-- BEGIN EXERCISE MATERIALS --

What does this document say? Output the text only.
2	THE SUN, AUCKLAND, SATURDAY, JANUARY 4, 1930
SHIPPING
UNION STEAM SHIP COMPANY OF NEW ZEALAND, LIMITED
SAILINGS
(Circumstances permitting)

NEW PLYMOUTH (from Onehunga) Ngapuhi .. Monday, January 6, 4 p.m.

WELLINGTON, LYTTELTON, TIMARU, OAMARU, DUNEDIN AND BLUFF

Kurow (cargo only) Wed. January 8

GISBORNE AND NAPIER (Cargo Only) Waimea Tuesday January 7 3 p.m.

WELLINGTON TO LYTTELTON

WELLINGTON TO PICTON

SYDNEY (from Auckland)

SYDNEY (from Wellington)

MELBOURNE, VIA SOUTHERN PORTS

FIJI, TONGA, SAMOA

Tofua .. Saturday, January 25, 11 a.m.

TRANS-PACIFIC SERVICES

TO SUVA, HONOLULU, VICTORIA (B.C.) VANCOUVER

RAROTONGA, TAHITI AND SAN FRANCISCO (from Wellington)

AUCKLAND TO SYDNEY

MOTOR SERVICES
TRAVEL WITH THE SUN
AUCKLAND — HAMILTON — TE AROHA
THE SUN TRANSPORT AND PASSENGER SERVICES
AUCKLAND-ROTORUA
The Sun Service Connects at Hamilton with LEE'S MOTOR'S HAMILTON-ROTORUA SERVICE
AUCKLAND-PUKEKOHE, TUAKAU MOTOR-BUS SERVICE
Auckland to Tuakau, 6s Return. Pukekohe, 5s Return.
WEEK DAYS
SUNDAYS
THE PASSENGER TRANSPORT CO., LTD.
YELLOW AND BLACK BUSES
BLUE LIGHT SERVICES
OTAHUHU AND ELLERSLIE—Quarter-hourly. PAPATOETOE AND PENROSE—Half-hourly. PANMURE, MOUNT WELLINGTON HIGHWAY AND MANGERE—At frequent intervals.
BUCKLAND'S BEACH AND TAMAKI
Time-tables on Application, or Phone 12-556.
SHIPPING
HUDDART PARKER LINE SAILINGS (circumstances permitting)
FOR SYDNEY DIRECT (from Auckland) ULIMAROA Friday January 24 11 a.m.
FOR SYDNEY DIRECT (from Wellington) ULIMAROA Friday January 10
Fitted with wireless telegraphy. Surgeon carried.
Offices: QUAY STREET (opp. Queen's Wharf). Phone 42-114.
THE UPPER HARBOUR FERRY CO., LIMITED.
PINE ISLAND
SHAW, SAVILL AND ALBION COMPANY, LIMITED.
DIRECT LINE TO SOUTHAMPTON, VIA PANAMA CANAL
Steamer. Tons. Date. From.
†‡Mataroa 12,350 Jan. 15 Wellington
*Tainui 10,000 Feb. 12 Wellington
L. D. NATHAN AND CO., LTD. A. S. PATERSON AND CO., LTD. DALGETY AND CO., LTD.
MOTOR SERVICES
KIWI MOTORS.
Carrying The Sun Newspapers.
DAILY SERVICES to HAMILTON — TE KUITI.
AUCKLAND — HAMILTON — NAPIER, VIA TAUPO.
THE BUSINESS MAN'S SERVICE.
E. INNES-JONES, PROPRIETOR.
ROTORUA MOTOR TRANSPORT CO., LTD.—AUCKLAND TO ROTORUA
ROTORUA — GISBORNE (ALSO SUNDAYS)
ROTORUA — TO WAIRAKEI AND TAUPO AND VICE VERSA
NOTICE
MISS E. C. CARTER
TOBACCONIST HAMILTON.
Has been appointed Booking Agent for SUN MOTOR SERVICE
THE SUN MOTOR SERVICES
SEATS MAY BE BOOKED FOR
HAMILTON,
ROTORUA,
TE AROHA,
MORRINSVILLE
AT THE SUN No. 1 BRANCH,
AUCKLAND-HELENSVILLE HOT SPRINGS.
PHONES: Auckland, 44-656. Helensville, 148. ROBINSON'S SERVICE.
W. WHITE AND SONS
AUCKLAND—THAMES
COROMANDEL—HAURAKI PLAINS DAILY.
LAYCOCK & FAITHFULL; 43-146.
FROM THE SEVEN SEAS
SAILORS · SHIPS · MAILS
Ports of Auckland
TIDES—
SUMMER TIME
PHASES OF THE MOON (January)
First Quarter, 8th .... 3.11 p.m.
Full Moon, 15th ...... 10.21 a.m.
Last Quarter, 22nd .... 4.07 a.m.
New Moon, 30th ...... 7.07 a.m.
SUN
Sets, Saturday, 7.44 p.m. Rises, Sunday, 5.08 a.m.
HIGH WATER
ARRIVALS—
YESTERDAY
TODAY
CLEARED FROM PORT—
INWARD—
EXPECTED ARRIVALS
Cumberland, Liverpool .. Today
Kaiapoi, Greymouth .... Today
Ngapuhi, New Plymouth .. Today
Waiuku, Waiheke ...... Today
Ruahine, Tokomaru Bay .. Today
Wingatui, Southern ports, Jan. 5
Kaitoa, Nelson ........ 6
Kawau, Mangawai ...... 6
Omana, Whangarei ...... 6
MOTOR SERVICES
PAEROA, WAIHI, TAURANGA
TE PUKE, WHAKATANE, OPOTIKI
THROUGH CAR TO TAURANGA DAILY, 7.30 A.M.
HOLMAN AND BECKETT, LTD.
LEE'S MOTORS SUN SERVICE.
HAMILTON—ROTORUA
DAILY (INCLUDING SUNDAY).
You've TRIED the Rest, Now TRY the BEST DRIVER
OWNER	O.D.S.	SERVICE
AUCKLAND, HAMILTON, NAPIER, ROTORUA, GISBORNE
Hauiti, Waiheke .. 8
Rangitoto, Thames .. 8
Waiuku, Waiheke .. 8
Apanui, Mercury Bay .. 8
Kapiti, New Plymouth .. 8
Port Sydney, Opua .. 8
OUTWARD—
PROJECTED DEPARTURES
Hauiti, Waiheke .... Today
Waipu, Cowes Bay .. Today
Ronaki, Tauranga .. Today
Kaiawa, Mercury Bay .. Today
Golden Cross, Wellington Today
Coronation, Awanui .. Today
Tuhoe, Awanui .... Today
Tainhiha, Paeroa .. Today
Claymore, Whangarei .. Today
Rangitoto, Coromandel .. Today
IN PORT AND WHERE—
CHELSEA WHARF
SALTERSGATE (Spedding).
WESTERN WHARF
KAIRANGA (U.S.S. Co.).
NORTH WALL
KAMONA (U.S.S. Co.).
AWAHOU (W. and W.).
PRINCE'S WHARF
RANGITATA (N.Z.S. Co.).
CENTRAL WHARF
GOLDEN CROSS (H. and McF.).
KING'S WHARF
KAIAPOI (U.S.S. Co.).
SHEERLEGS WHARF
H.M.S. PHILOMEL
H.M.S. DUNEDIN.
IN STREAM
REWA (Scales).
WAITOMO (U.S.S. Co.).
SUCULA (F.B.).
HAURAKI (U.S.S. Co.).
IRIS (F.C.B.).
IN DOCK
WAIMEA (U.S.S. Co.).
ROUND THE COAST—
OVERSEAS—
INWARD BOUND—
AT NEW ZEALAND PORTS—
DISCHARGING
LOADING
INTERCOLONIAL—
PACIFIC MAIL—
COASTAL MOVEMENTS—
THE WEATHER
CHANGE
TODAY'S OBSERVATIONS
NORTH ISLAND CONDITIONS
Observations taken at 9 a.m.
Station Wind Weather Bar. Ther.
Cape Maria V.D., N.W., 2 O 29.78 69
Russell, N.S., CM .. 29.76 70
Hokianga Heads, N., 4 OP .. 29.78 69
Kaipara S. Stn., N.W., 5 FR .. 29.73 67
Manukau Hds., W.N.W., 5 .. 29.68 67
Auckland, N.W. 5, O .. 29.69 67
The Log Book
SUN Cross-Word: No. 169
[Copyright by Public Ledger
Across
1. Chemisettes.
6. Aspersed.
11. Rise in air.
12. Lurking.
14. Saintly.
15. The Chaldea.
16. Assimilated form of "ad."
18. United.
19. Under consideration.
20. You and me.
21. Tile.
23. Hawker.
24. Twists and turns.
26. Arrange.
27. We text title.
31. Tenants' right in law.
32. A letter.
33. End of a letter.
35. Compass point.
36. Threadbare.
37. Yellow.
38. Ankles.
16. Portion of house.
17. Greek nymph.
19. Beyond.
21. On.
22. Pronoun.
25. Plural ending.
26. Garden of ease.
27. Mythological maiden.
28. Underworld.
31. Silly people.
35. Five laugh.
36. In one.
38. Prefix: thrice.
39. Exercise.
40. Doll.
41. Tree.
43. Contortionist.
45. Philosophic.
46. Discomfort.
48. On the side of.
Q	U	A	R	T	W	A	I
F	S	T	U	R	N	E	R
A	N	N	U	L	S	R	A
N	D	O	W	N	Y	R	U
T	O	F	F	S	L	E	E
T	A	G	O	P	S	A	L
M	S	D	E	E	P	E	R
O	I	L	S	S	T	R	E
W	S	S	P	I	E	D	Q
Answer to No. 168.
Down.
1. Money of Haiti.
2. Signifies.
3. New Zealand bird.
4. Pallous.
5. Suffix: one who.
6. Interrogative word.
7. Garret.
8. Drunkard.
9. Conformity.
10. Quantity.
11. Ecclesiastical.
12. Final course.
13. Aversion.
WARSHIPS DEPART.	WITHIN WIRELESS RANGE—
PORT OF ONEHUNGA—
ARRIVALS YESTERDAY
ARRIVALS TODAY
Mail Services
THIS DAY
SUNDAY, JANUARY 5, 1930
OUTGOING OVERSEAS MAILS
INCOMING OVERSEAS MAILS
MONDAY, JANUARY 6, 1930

-- END EXERCISE MATERIALS --

THE REQUEST:
Copy each line containing the word "SAILINGS" from the data.

TASK SOLUTION:
SAILINGS
HUDDART PARKER LINE SAILINGS (circumstances permitting)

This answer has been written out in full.